Collected data entries:
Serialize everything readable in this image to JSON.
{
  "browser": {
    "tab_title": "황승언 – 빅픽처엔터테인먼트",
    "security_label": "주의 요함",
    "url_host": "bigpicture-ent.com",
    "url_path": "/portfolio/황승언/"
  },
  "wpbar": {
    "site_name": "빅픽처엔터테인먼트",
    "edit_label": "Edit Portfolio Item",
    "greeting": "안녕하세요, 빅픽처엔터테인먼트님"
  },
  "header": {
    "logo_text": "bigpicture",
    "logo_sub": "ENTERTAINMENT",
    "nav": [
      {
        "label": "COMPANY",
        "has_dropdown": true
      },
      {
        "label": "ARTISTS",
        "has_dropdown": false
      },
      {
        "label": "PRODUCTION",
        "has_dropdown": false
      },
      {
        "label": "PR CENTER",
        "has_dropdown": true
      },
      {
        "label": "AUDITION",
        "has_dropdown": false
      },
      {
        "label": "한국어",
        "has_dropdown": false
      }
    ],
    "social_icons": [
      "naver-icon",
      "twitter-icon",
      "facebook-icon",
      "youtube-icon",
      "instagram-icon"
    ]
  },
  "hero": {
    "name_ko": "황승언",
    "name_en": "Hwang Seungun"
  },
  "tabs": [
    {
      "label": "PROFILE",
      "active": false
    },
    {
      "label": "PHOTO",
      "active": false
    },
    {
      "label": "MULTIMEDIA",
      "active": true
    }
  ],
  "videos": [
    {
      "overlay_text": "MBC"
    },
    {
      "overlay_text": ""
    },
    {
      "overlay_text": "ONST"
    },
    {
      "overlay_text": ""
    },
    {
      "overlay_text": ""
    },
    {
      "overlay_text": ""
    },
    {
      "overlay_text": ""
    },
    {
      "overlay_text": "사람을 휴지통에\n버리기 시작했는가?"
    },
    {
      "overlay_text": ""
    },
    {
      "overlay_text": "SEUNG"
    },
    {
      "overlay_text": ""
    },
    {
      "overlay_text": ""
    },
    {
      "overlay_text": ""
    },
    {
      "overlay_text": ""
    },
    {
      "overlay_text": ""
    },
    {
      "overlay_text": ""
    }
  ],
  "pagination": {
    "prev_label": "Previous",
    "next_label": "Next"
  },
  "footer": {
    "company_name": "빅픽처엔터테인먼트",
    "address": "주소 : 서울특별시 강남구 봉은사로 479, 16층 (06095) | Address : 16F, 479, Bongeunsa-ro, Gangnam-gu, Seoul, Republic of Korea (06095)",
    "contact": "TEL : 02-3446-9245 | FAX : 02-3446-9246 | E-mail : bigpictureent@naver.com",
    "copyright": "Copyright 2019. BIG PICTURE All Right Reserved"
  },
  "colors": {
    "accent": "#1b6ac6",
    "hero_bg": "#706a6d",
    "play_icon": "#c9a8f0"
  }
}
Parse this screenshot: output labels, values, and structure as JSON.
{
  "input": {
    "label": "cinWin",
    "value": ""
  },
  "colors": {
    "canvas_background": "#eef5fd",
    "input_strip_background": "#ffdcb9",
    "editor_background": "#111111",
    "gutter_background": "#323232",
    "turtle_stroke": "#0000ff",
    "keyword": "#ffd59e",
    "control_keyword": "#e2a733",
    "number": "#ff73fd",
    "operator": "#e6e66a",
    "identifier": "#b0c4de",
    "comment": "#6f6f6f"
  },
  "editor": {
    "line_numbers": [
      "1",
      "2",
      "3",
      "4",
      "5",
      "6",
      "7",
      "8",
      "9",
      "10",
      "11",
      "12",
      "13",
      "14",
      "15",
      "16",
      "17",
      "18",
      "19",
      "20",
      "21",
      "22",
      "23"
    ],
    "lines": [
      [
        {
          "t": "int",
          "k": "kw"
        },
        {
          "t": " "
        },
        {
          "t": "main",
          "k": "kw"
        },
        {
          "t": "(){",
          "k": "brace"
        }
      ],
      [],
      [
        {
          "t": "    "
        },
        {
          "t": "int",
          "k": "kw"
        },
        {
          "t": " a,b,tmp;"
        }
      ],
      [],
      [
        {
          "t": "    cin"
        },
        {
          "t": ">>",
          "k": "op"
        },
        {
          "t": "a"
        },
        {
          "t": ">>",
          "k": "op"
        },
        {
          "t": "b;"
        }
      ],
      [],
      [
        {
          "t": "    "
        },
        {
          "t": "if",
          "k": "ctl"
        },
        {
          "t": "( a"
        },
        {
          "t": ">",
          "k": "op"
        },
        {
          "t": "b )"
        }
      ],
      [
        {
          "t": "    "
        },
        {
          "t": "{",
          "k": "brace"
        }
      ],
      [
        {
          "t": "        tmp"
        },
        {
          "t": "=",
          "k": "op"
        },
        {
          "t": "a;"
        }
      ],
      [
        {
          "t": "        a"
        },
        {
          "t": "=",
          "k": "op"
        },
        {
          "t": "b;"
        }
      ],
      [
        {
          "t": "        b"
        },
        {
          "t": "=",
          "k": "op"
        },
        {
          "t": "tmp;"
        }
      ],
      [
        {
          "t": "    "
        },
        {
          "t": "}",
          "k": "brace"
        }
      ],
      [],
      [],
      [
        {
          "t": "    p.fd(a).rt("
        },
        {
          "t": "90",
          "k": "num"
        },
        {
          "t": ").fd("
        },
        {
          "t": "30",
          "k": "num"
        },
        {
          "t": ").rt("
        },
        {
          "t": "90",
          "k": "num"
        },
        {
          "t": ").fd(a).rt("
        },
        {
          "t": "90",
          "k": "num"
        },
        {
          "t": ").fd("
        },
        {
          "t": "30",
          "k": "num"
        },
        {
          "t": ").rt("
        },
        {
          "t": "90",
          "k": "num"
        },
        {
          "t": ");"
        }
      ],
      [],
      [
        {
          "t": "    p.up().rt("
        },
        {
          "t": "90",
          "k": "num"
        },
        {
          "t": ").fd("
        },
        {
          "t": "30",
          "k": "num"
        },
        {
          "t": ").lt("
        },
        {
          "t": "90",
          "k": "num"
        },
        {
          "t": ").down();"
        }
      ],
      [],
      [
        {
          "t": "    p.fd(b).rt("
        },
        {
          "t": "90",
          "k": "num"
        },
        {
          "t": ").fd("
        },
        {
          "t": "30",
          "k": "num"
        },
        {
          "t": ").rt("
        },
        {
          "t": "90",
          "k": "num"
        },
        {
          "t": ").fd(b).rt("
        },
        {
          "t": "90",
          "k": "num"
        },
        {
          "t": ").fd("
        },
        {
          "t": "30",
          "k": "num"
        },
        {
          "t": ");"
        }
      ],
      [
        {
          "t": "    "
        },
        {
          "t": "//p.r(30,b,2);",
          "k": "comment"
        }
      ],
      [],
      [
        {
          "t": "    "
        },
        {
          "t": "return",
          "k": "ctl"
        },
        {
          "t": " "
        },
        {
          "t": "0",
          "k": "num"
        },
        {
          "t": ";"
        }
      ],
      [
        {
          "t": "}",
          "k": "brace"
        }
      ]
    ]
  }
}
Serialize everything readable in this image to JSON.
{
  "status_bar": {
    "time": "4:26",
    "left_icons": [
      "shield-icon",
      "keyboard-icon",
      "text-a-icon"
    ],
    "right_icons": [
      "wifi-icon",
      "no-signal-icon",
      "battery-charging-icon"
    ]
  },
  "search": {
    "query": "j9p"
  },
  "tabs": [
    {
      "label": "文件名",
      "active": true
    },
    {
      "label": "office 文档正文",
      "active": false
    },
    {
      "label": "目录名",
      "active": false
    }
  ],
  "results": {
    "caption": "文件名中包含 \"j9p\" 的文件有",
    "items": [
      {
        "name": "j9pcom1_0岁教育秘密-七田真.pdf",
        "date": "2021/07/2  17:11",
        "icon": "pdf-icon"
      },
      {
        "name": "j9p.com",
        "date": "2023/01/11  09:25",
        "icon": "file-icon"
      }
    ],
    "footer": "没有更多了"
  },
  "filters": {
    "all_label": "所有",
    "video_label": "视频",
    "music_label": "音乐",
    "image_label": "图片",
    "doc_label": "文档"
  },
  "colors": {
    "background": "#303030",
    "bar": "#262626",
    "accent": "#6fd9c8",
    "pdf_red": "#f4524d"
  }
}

● **JOB**: Find the word "naver" in the material, then list each line that holds it.

● **EXERCISE SOLUTION**:
      "naver-icon",
    "contact": "TEL : 02-3446-9245 | FAX : 02-3446-9246 | E-mail : bigpictureent@naver.com",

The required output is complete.